> SELECTED TEXT:
** BEGIN **
Burdening Israel
It is a “beleaguered, courageous little democratic upholder of freedom and enlightenment.” It is defending “the modern world and its achievements” and “the very future of our species.” It stands on “the side of morality, justice, and civilization,” and anyone who criticizes it is a “fellow-traveller of barbarism.” It is possessed of the “values that underscore the Judeo-Christian culture that fostered the Enlightenment” and is a beacon of “political liberty and freedom.”
What could these commentators possibly be gushing about? A plucky new political movement that fights for democracy, liberty, and Truth with a capital T? A humanist journal that faces down the tidal wave of relativism and makes the case for Enlightenment values?
In fact, they’re writing about Israel, that small, militaristic state in the Middle East, which has just executed a bloody war in Gaza and is increasingly seen by culture warriors in the West as the final defense against barbarism; against the unenlightened hordes; against a one-eyed, militant, global conspiracy that would destroy the Western way of life forever.
There are major differences in the way Americans view Israel—most are generally favorable—and the way Europeans view Israel—many are increasingly hostile to the Jewish state. Yet what unites pro-Israel thinkers on both sides of the Atlantic is a view of Israel as a representative of everything progressive and decent. Across the West, more and more anti-relativist, pro-reason writers are projecting their fears for the future of civilization onto the Middle East, imagining that Israel, that last defender of old-fashioned national sovereignty, is fighting not only for its right to exist but for the continued existence of the ideals of the Enlightenment itself.
** END **
> DATA:
** BEGIN **
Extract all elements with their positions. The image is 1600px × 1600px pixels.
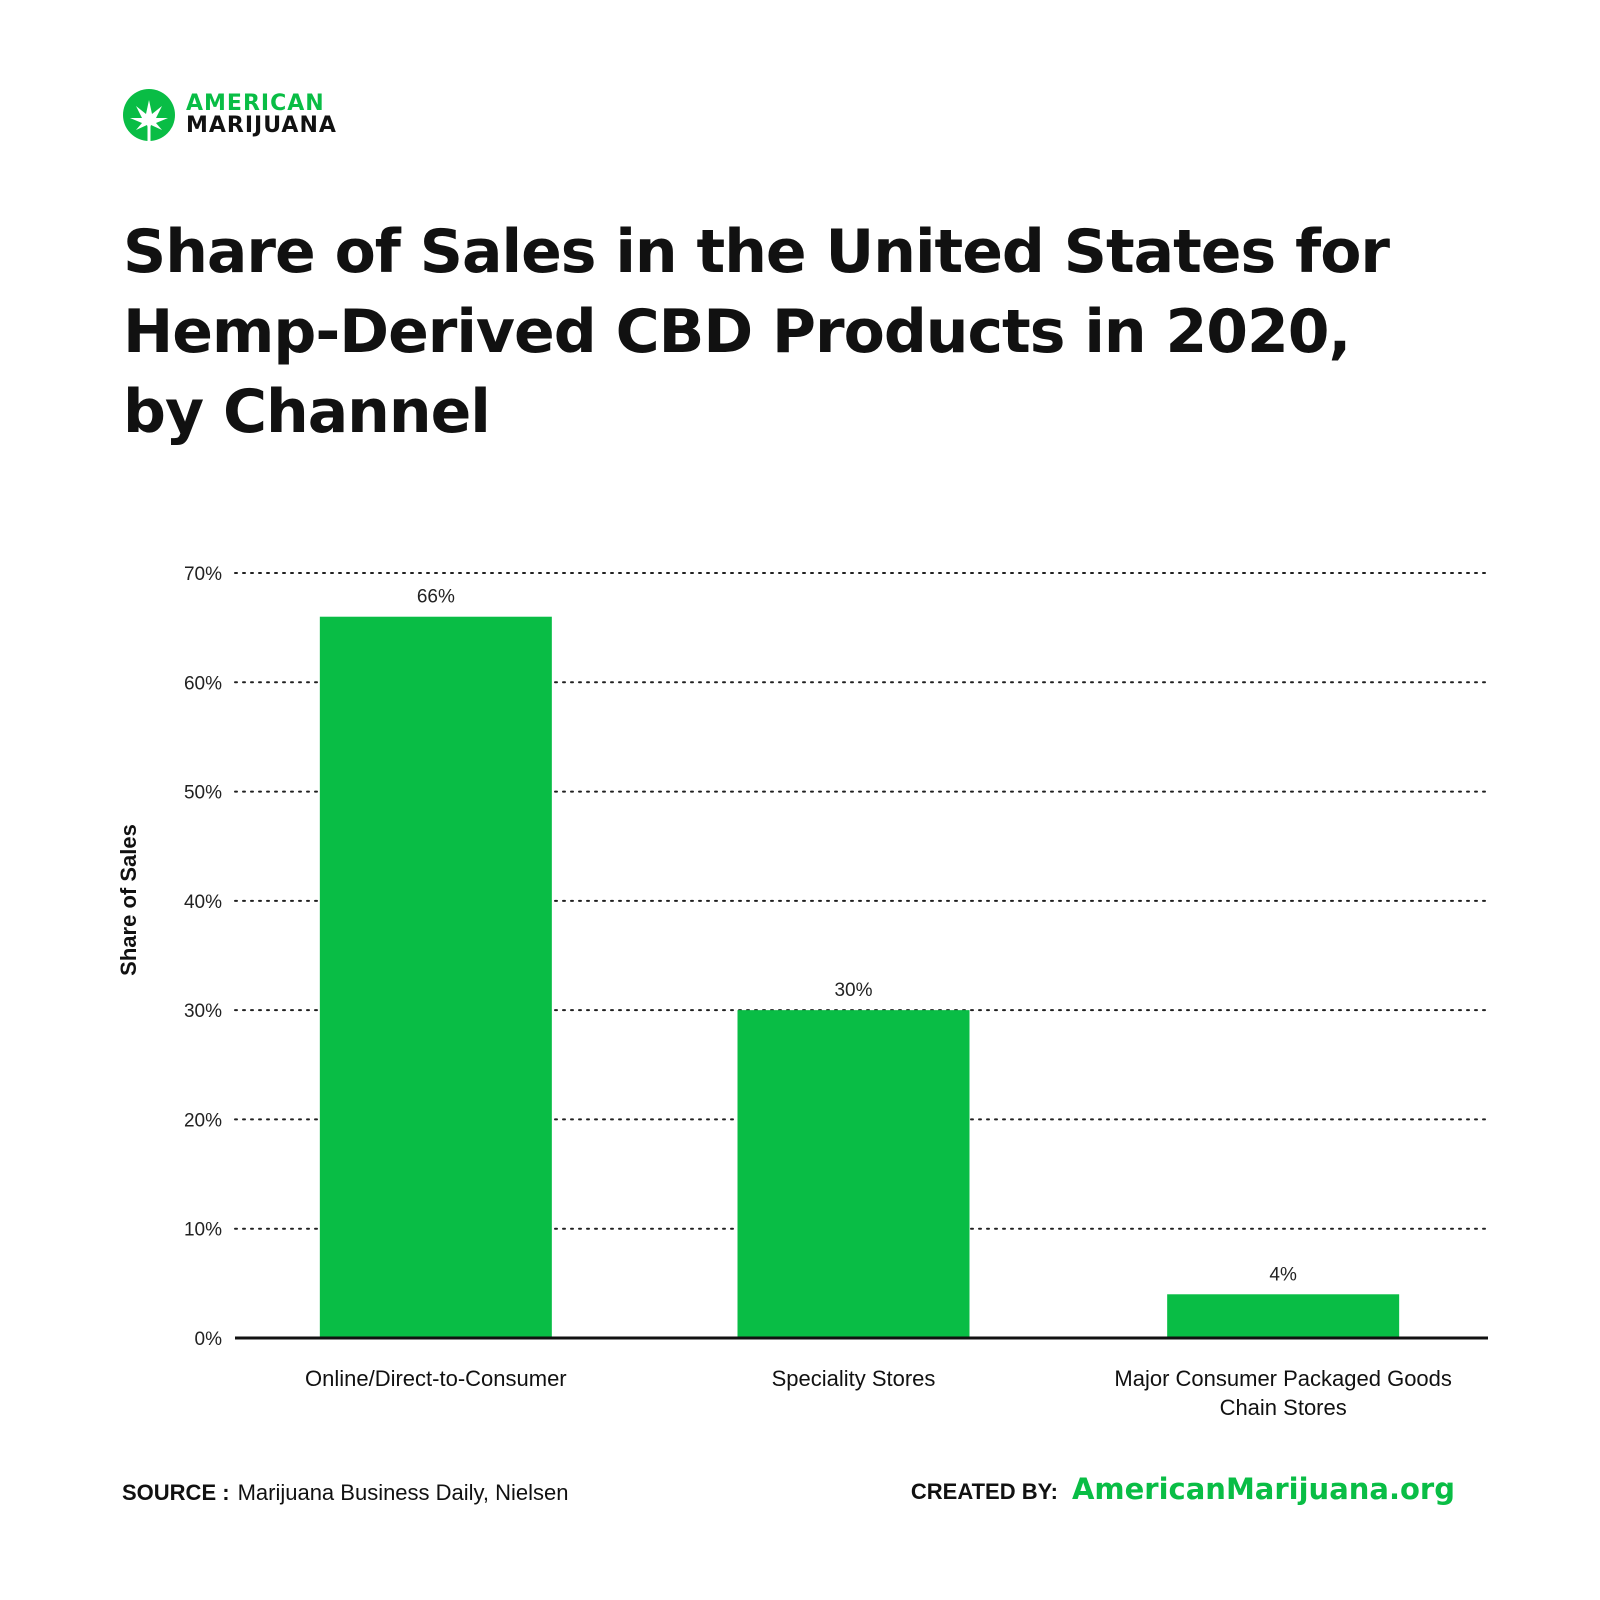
** END **
** BEGIN **
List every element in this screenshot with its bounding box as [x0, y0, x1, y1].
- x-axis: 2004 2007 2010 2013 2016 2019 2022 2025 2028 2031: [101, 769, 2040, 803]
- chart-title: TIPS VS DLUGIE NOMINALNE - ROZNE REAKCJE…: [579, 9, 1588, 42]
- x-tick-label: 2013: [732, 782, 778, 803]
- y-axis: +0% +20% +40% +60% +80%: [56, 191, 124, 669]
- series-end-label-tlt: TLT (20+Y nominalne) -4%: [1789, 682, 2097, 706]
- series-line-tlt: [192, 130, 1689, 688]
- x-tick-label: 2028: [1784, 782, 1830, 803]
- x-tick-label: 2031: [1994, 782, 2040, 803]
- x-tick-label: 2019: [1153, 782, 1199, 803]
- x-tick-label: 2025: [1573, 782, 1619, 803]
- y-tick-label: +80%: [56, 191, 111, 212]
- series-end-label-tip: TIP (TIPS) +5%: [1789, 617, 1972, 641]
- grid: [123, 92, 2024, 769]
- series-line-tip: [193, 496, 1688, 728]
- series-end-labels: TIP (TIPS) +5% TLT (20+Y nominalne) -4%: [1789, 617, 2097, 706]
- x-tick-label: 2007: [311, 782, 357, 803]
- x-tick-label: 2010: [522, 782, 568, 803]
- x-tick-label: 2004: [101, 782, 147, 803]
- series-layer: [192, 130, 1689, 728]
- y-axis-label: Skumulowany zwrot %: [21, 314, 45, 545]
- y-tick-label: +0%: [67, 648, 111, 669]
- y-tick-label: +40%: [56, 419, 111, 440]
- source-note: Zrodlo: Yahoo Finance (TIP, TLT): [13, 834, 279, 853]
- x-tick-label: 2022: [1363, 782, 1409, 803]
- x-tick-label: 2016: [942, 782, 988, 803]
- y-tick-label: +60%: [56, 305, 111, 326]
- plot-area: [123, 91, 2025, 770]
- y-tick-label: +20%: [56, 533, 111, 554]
** END **
> PROBLEM 1: Translate this sentence from the piece on Israel into Spanish: "What could these commentators possibly be gushing about?"
> PROBLEM 2: Reproduce the part of the piece on Israel that opens with the words containing "What could these" and closes with "of life forever.".
> PROBLEM 3: Proceed with the piece on Israel, picking up after its last sentence.

> FINAL RESULT 1: ¿De qué podrían estar hablando con tanto entusiasmo estos comentaristas?

> FINAL RESULT 2:
What could these commentators possibly be gushing about? A plucky new political movement that fights for democracy, liberty, and Truth with a capital T? A humanist journal that faces down the tidal wave of relativism and makes the case for Enlightenment values?
In fact, they’re writing about Israel, that small, militaristic state in the Middle East, which has just executed a bloody war in Gaza and is increasingly seen by culture warriors in the West as the final defense against barbarism; against the unenlightened hordes; against a one-eyed, militant, global conspiracy that would destroy the Western way of life forever.

> FINAL RESULT 3:
This is a mad, bad, ill-informed fantasy. A hundred years ago, the German Socialist August Bebel coined the phrase “socialism of fools” to describe those left-wingers who blamed Jews for the ills of modern society. Today, in the elevation of Israel to the position of protector of “the very future of the human species,” we have an “Enlightenment of Fools”—a political posture that both obscures the true origins of anti-Enlightenment sentiments today and places an intolerable burden on the shoulders of the tiny Jewish state.
A new band of writers is continually infusing the squalid wars in the Middle East with a historic, end-of-days momentum. Where many of us recognize that the Israeli-Palestinian clash is a hangover from the national conflicts of the Cold War era, and one that has been exacerbated by the partitionist, divisive politics of the “peace process” instituted by Washington, the Israel-as-Enlightenment lobby sees it as a civilizational war in which Western values might be crushed by the enemies of progress.
During Israel’s attacks on Gaza, writer Ruth Dudley Edwards said Israel had “every right to bomb Hamas” because it is fundamentally fighting to “uphold freedom and enlightenment.” British journalist and author Julie Burchill, who describes herself as a “philosemite,” described Israel as “our Jews,” in the sense that if Israel were to be “wiped out,” then “we will be wiped out, too, all of the modern world and its achievements—swept back into the Dark Ages mulch from whence we came.” Burchill says Israel represents “mankind” and “the very future of our species.” Here, rather than seeing the conflict in the Middle East for what it is—a messy, complex clash over territory, sovereignty, and identity—pro-Israel writers reduce it to a simplistic, cartoon war between progress and darkness, in which the fate of Israel gets dangerously tangled up with the fate of the entire modern world.
Earl Tilford writes in Frontpage magazine about the contrast between Israel, a product of the “Judeo-Christian culture that fostered the Enlightenment” and its neighboring states, which are possessed of a “medieval cultural ethos … more reminiscent of tribalism than civilized society as the West knows it.” In his book The Case for Israel, Alan Dershowitz moves beyond making the case for a specifically Jewish homeland and instead transforms Israel into a civilization symbol. Israel “deserves to exist,” he says, “as a beacon of liberty and democracy in a sea of tyranny and hatred.” Mark Steyn argues that Samuel Huntington’s “clash of civilizations” thesis came horribly to life in Israel’s fight against Gaza.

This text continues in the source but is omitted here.